Set exercise:
Pictures do not belong in the copy, so please give every entry below again exactly.

Entries provided:
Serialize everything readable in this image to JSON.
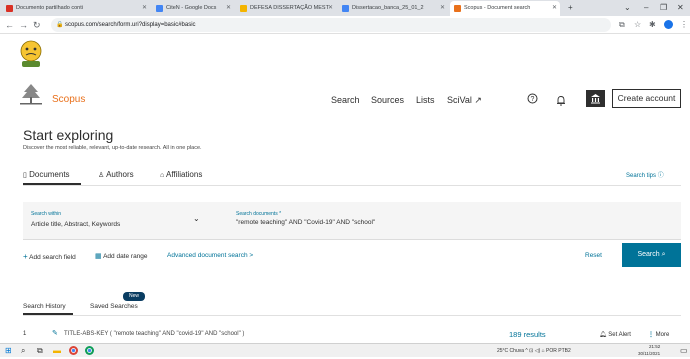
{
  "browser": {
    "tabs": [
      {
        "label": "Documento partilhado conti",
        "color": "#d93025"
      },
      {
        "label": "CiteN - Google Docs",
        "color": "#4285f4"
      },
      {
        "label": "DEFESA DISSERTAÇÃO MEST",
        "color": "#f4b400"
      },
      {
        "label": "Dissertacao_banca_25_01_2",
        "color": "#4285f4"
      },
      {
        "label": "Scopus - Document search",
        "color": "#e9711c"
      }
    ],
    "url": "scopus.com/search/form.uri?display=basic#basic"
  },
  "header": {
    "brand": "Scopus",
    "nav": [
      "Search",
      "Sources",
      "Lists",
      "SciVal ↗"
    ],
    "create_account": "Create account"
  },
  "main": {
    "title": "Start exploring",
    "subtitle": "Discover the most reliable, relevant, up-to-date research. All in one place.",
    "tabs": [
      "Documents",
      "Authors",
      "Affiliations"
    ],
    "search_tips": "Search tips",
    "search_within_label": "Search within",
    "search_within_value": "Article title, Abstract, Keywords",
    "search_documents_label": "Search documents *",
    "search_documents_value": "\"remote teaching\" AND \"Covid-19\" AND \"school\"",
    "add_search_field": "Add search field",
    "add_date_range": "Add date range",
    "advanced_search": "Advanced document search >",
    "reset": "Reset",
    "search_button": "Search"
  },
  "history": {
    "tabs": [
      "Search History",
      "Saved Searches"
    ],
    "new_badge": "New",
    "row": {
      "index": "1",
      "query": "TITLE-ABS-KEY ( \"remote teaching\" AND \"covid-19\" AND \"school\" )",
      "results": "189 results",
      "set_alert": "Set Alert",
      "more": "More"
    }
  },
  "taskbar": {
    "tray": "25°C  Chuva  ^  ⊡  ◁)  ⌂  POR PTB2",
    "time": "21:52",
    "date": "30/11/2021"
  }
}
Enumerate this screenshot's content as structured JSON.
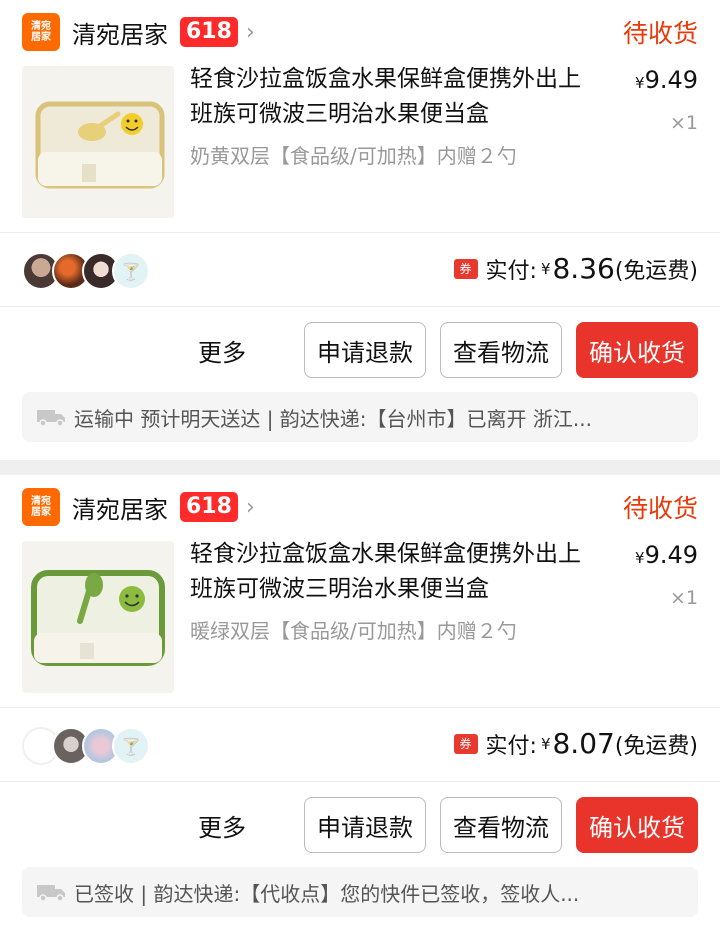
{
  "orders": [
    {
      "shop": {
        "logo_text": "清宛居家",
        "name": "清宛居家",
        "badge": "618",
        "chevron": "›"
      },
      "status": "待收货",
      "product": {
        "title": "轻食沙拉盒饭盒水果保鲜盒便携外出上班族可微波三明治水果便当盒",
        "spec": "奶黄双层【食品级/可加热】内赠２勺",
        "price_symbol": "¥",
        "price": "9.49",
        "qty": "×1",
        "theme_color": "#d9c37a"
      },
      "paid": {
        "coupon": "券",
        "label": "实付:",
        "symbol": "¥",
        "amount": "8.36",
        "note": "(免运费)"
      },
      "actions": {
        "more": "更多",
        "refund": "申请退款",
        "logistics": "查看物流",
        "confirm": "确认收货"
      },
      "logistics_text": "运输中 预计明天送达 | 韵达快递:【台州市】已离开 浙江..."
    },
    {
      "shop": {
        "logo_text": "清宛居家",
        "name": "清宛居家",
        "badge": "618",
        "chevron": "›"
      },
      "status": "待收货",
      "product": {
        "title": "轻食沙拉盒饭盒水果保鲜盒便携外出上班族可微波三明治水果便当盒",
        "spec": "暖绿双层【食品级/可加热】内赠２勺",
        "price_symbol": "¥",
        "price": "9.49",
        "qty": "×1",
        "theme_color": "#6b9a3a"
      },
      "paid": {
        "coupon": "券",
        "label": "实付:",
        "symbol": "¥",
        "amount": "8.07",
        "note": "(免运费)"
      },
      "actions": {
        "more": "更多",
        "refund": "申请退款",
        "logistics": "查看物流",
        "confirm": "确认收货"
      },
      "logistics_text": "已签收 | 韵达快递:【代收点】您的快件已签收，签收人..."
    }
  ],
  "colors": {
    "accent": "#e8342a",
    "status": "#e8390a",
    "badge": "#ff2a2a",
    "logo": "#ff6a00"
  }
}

Task result:
Serialize everything readable in this image to JSON.
{
  "browser": {
    "tabs": [
      {
        "label": "Documento partilhado conti",
        "color": "#d93025"
      },
      {
        "label": "CiteN - Google Docs",
        "color": "#4285f4"
      },
      {
        "label": "DEFESA DISSERTAÇÃO MEST",
        "color": "#f4b400"
      },
      {
        "label": "Dissertacao_banca_25_01_2",
        "color": "#4285f4"
      },
      {
        "label": "Scopus - Document search",
        "color": "#e9711c"
      }
    ],
    "url": "scopus.com/search/form.uri?display=basic#basic"
  },
  "header": {
    "brand": "Scopus",
    "nav": [
      "Search",
      "Sources",
      "Lists",
      "SciVal ↗"
    ],
    "create_account": "Create account"
  },
  "main": {
    "title": "Start exploring",
    "subtitle": "Discover the most reliable, relevant, up-to-date research. All in one place.",
    "tabs": [
      "Documents",
      "Authors",
      "Affiliations"
    ],
    "search_tips": "Search tips",
    "search_within_label": "Search within",
    "search_within_value": "Article title, Abstract, Keywords",
    "search_documents_label": "Search documents *",
    "search_documents_value": "\"remote teaching\" AND \"Covid-19\" AND \"school\"",
    "add_search_field": "Add search field",
    "add_date_range": "Add date range",
    "advanced_search": "Advanced document search >",
    "reset": "Reset",
    "search_button": "Search"
  },
  "history": {
    "tabs": [
      "Search History",
      "Saved Searches"
    ],
    "new_badge": "New",
    "row": {
      "index": "1",
      "query": "TITLE-ABS-KEY ( \"remote teaching\" AND \"covid-19\" AND \"school\" )",
      "results": "189 results",
      "set_alert": "Set Alert",
      "more": "More"
    }
  },
  "taskbar": {
    "tray": "25°C  Chuva  ^  ⊡  ◁)  ⌂  POR PTB2",
    "time": "21:52",
    "date": "30/11/2021"
  }
}
Enumerate this screenshot's content as structured JSON.
{
  "orders": [
    {
      "shop": {
        "logo_text": "清宛居家",
        "name": "清宛居家",
        "badge": "618",
        "chevron": "›"
      },
      "status": "待收货",
      "product": {
        "title": "轻食沙拉盒饭盒水果保鲜盒便携外出上班族可微波三明治水果便当盒",
        "spec": "奶黄双层【食品级/可加热】内赠２勺",
        "price_symbol": "¥",
        "price": "9.49",
        "qty": "×1",
        "theme_color": "#d9c37a"
      },
      "paid": {
        "coupon": "券",
        "label": "实付:",
        "symbol": "¥",
        "amount": "8.36",
        "note": "(免运费)"
      },
      "actions": {
        "more": "更多",
        "refund": "申请退款",
        "logistics": "查看物流",
        "confirm": "确认收货"
      },
      "logistics_text": "运输中 预计明天送达 | 韵达快递:【台州市】已离开 浙江..."
    },
    {
      "shop": {
        "logo_text": "清宛居家",
        "name": "清宛居家",
        "badge": "618",
        "chevron": "›"
      },
      "status": "待收货",
      "product": {
        "title": "轻食沙拉盒饭盒水果保鲜盒便携外出上班族可微波三明治水果便当盒",
        "spec": "暖绿双层【食品级/可加热】内赠２勺",
        "price_symbol": "¥",
        "price": "9.49",
        "qty": "×1",
        "theme_color": "#6b9a3a"
      },
      "paid": {
        "coupon": "券",
        "label": "实付:",
        "symbol": "¥",
        "amount": "8.07",
        "note": "(免运费)"
      },
      "actions": {
        "more": "更多",
        "refund": "申请退款",
        "logistics": "查看物流",
        "confirm": "确认收货"
      },
      "logistics_text": "已签收 | 韵达快递:【代收点】您的快件已签收，签收人..."
    }
  ],
  "colors": {
    "accent": "#e8342a",
    "status": "#e8390a",
    "badge": "#ff2a2a",
    "logo": "#ff6a00"
  }
}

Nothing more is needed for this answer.